__What needs to be done__: Repeat every entry word for word, but leave the images out of your copy.

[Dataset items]
------------
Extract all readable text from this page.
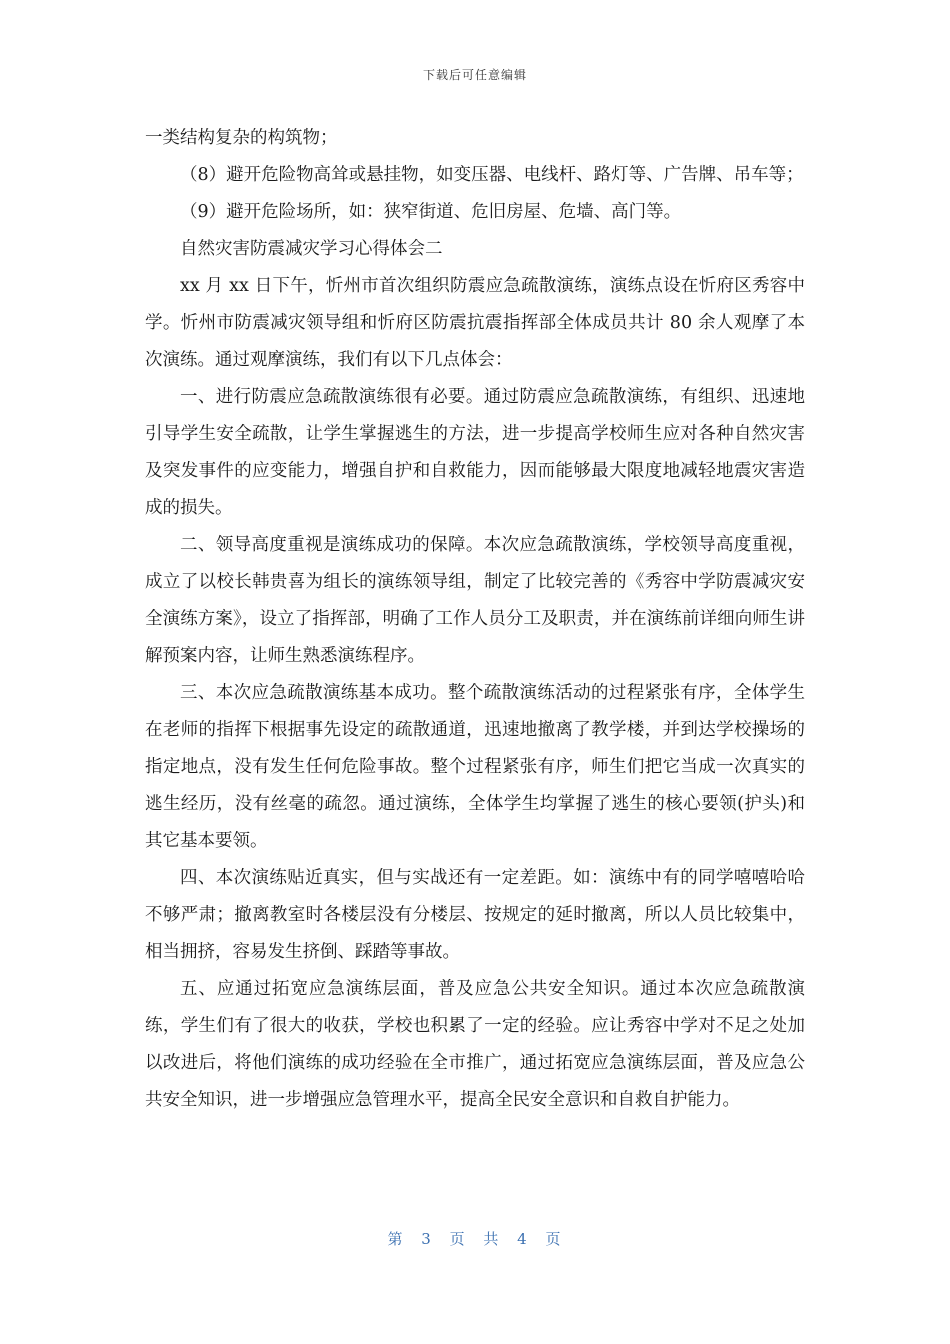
下载后可任意编辑

一类结构复杂的构筑物；

（8）避开危险物高耸或悬挂物，如变压器、电线杆、路灯等、广告牌、吊车等；

（9）避开危险场所，如：狭窄街道、危旧房屋、危墙、高门等。

自然灾害防震减灾学习心得体会二

xx 月 xx 日下午，忻州市首次组织防震应急疏散演练，演练点设在忻府区秀容中学。忻州市防震减灾领导组和忻府区防震抗震指挥部全体成员共计 80 余人观摩了本次演练。通过观摩演练，我们有以下几点体会：

一、进行防震应急疏散演练很有必要。通过防震应急疏散演练，有组织、迅速地引导学生安全疏散，让学生掌握逃生的方法，进一步提高学校师生应对各种自然灾害及突发事件的应变能力，增强自护和自救能力，因而能够最大限度地减轻地震灾害造成的损失。

二、领导高度重视是演练成功的保障。本次应急疏散演练，学校领导高度重视，成立了以校长韩贵喜为组长的演练领导组，制定了比较完善的《秀容中学防震减灾安全演练方案》，设立了指挥部，明确了工作人员分工及职责，并在演练前详细向师生讲解预案内容，让师生熟悉演练程序。

三、本次应急疏散演练基本成功。整个疏散演练活动的过程紧张有序，全体学生在老师的指挥下根据事先设定的疏散通道，迅速地撤离了教学楼，并到达学校操场的指定地点，没有发生任何危险事故。整个过程紧张有序，师生们把它当成一次真实的逃生经历，没有丝毫的疏忽。通过演练，全体学生均掌握了逃生的核心要领(护头)和其它基本要领。

四、本次演练贴近真实，但与实战还有一定差距。如：演练中有的同学嘻嘻哈哈不够严肃；撤离教室时各楼层没有分楼层、按规定的延时撤离，所以人员比较集中，相当拥挤，容易发生挤倒、踩踏等事故。

五、应通过拓宽应急演练层面，普及应急公共安全知识。通过本次应急疏散演练，学生们有了很大的收获，学校也积累了一定的经验。应让秀容中学对不足之处加以改进后，将他们演练的成功经验在全市推广，通过拓宽应急演练层面，普及应急公共安全知识，进一步增强应急管理水平，提高全民安全意识和自救自护能力。

第 3 页 共 4 页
------------
__Finished task__:
Extract all readable text from this page.
下载后可任意编辑

一类结构复杂的构筑物；

（8）避开危险物高耸或悬挂物，如变压器、电线杆、路灯等、广告牌、吊车等；

（9）避开危险场所，如：狭窄街道、危旧房屋、危墙、高门等。

自然灾害防震减灾学习心得体会二

xx 月 xx 日下午，忻州市首次组织防震应急疏散演练，演练点设在忻府区秀容中学。忻州市防震减灾领导组和忻府区防震抗震指挥部全体成员共计 80 余人观摩了本次演练。通过观摩演练，我们有以下几点体会：

一、进行防震应急疏散演练很有必要。通过防震应急疏散演练，有组织、迅速地引导学生安全疏散，让学生掌握逃生的方法，进一步提高学校师生应对各种自然灾害及突发事件的应变能力，增强自护和自救能力，因而能够最大限度地减轻地震灾害造成的损失。

二、领导高度重视是演练成功的保障。本次应急疏散演练，学校领导高度重视，成立了以校长韩贵喜为组长的演练领导组，制定了比较完善的《秀容中学防震减灾安全演练方案》，设立了指挥部，明确了工作人员分工及职责，并在演练前详细向师生讲解预案内容，让师生熟悉演练程序。

三、本次应急疏散演练基本成功。整个疏散演练活动的过程紧张有序，全体学生在老师的指挥下根据事先设定的疏散通道，迅速地撤离了教学楼，并到达学校操场的指定地点，没有发生任何危险事故。整个过程紧张有序，师生们把它当成一次真实的逃生经历，没有丝毫的疏忽。通过演练，全体学生均掌握了逃生的核心要领(护头)和其它基本要领。

四、本次演练贴近真实，但与实战还有一定差距。如：演练中有的同学嘻嘻哈哈不够严肃；撤离教室时各楼层没有分楼层、按规定的延时撤离，所以人员比较集中，相当拥挤，容易发生挤倒、踩踏等事故。

五、应通过拓宽应急演练层面，普及应急公共安全知识。通过本次应急疏散演练，学生们有了很大的收获，学校也积累了一定的经验。应让秀容中学对不足之处加以改进后，将他们演练的成功经验在全市推广，通过拓宽应急演练层面，普及应急公共安全知识，进一步增强应急管理水平，提高全民安全意识和自救自护能力。

第 3 页 共 4 页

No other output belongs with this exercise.